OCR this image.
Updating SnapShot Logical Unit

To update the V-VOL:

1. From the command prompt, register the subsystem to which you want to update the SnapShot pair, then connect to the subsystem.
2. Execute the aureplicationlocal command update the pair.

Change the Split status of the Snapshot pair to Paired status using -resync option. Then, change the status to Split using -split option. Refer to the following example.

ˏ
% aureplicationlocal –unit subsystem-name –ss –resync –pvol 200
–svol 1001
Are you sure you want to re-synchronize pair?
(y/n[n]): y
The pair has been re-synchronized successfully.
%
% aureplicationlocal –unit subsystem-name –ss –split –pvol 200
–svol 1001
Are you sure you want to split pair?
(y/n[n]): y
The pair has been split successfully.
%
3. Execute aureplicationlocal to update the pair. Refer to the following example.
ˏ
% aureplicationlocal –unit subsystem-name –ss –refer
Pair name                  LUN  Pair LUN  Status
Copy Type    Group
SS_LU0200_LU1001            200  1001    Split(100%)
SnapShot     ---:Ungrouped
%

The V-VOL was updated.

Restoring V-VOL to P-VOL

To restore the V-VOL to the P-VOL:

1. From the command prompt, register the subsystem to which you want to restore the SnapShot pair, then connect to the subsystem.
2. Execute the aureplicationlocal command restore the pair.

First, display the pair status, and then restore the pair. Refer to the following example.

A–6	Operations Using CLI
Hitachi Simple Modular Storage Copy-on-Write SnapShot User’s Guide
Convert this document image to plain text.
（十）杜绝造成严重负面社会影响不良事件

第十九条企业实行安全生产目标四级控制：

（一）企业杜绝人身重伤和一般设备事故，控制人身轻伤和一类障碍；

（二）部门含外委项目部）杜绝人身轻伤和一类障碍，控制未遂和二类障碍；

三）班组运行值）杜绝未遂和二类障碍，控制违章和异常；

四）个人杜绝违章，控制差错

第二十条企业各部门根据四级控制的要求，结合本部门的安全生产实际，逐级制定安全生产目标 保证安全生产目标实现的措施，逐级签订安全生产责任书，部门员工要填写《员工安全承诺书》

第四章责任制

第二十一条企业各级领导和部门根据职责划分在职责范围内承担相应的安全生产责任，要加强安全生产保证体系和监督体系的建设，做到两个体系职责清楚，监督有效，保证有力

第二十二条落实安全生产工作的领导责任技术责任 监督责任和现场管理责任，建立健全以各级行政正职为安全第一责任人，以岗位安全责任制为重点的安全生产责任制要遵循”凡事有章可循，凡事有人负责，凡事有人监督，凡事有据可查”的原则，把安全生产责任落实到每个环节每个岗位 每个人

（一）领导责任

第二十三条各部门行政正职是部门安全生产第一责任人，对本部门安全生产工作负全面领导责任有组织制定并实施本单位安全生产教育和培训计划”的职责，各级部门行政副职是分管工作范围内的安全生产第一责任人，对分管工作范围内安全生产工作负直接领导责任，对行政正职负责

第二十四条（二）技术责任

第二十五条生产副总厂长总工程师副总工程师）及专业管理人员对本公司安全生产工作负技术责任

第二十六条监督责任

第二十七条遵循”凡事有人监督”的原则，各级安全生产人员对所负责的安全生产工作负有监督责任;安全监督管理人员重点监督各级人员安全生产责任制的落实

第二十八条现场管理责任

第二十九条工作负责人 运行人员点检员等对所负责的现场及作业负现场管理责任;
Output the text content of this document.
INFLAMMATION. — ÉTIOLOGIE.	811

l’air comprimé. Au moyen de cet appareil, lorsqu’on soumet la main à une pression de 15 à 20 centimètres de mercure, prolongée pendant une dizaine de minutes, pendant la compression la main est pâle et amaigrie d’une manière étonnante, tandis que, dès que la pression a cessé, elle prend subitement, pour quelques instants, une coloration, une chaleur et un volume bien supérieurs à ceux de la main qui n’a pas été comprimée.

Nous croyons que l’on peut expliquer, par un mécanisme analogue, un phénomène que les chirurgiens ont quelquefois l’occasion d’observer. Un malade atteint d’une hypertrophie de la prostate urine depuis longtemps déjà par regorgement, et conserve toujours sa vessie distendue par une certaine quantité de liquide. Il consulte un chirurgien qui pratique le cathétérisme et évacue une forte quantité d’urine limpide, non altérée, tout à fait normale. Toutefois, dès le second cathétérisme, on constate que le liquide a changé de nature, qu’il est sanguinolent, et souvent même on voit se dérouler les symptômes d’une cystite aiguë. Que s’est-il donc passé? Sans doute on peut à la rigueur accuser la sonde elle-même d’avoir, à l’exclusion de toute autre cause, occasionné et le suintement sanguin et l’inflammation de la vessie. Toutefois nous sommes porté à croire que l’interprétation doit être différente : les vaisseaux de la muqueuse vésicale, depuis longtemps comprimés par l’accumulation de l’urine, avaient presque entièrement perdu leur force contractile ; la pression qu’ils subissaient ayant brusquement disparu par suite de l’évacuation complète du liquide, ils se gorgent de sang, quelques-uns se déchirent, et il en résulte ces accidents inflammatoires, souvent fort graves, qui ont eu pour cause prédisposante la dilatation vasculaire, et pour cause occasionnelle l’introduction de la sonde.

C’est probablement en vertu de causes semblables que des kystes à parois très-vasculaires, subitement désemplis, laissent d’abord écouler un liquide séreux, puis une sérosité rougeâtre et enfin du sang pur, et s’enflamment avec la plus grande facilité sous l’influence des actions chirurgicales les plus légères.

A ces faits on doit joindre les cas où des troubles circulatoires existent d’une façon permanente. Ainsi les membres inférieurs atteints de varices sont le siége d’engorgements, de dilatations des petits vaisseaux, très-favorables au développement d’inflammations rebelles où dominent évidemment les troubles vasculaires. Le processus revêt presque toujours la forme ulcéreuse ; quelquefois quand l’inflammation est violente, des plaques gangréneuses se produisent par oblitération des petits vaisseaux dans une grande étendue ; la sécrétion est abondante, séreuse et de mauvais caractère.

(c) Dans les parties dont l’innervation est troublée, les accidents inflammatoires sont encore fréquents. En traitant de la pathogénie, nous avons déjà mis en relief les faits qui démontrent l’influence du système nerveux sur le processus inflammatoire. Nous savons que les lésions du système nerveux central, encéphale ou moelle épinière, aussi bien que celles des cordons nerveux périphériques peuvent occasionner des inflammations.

**What the task asks**
Filter the data, keeping only the lines that contain "resync".

**Worked solution**
Change the Split status of the Snapshot pair to Paired status using -resync option. Then, change the status to Split using -split option. Refer to the following example.
% aureplicationlocal –unit subsystem-name –ss –resync –pvol 200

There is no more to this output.